__Prompt__
Locate every line in the records below that holds the word "this" and return each one.
•••••
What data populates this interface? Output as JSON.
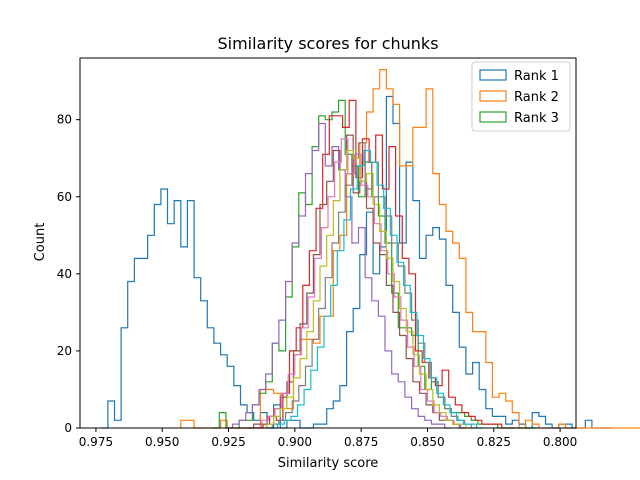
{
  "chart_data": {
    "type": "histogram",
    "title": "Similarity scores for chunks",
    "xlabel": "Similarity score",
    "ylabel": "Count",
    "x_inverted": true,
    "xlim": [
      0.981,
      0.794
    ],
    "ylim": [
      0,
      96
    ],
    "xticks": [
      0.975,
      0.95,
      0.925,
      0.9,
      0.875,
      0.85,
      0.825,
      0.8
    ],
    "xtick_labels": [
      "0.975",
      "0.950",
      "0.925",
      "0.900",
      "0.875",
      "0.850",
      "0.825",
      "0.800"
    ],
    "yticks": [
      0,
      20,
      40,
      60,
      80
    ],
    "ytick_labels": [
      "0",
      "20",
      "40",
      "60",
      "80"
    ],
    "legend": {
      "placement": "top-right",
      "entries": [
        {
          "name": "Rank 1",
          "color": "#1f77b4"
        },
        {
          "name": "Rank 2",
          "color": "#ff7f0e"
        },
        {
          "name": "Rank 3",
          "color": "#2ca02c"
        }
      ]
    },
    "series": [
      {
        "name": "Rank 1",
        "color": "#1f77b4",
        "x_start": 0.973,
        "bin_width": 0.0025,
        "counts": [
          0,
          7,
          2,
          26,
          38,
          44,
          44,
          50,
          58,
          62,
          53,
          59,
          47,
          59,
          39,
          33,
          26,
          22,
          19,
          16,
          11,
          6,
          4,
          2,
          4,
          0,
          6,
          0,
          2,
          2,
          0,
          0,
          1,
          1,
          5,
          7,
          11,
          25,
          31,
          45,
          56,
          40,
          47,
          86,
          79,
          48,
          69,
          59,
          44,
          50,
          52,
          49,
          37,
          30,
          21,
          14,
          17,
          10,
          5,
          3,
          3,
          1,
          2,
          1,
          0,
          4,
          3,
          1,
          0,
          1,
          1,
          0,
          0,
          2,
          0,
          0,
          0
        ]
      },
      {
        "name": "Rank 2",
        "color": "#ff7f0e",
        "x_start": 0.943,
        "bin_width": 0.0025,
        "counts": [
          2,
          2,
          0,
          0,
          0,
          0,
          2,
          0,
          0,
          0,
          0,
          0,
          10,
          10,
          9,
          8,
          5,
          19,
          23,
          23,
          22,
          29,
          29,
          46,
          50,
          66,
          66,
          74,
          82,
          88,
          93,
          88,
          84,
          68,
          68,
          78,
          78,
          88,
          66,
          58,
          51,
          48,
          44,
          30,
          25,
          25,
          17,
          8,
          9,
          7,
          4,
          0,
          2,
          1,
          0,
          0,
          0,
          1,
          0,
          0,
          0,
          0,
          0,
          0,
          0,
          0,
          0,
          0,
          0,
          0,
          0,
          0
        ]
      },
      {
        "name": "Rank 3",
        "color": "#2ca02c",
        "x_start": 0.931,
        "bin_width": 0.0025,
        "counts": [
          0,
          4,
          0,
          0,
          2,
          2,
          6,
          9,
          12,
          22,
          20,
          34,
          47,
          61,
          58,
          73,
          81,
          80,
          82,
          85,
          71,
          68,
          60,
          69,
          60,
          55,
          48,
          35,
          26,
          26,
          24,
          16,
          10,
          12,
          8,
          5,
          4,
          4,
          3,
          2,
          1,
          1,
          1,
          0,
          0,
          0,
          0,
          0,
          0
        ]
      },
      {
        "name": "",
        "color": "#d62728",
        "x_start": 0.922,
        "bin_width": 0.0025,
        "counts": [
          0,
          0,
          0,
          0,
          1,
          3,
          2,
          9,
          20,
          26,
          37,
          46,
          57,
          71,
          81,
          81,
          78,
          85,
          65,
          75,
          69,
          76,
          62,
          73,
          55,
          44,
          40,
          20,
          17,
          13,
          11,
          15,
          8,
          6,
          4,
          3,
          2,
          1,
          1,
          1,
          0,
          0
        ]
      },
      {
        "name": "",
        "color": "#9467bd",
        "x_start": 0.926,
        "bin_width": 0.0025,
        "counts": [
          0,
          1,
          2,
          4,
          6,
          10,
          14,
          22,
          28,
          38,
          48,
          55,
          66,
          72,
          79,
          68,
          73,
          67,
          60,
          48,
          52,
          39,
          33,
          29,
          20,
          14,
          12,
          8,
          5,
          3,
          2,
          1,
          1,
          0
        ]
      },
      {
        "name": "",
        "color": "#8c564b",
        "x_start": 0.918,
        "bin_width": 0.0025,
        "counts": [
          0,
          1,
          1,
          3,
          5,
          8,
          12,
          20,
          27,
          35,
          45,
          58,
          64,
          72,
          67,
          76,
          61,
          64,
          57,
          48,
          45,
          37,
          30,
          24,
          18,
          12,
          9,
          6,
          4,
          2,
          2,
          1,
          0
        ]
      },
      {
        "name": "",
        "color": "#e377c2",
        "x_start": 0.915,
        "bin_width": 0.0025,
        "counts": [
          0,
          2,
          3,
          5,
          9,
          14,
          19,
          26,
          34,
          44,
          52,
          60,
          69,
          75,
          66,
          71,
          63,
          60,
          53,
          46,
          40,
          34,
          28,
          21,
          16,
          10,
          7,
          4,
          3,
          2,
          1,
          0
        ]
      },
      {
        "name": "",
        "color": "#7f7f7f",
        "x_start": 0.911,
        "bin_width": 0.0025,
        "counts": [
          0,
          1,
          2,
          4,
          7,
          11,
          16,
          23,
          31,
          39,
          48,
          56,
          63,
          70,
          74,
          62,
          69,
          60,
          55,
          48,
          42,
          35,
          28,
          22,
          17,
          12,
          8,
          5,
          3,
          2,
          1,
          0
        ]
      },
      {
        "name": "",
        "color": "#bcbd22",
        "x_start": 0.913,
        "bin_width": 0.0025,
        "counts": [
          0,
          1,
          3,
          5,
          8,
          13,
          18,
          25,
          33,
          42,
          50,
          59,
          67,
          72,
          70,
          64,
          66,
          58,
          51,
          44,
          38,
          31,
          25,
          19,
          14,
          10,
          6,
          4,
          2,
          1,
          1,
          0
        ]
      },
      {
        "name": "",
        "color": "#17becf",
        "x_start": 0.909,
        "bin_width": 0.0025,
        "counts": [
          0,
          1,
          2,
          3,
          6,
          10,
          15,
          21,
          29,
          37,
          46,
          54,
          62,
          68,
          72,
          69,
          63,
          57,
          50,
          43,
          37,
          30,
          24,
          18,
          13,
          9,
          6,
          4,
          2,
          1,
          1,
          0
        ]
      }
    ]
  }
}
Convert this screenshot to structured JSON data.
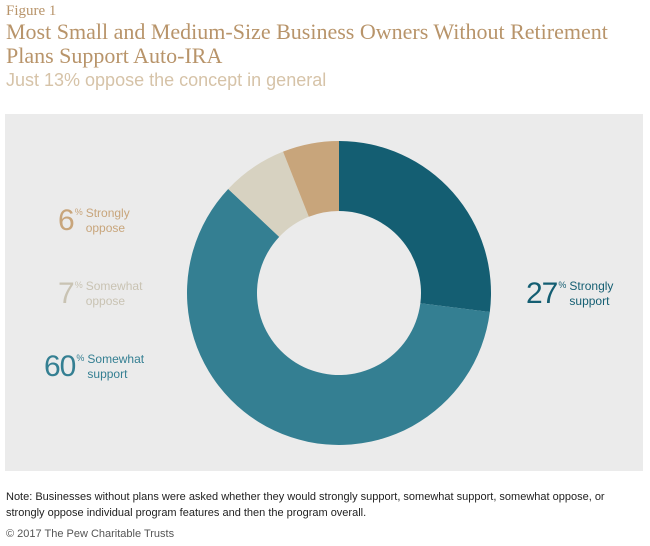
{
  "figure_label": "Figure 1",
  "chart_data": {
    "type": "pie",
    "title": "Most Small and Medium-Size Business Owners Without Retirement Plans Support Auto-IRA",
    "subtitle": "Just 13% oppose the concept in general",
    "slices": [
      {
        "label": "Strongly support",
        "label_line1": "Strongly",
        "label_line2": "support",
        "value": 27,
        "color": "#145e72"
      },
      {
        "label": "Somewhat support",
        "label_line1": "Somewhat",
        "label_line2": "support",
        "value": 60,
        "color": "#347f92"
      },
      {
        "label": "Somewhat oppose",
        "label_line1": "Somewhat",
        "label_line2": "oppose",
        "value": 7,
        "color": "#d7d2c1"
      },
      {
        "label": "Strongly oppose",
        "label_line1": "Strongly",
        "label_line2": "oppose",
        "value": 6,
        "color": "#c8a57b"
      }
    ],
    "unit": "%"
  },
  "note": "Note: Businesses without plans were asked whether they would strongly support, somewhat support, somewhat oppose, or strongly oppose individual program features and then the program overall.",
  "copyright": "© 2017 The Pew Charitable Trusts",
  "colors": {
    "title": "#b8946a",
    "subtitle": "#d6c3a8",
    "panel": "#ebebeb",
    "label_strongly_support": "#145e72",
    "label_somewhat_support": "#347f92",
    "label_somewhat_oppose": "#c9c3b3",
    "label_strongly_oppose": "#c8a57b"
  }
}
•••••
__Written response__
What data populates this interface? Output as JSON.
Convert this screenshot to structured JSON data.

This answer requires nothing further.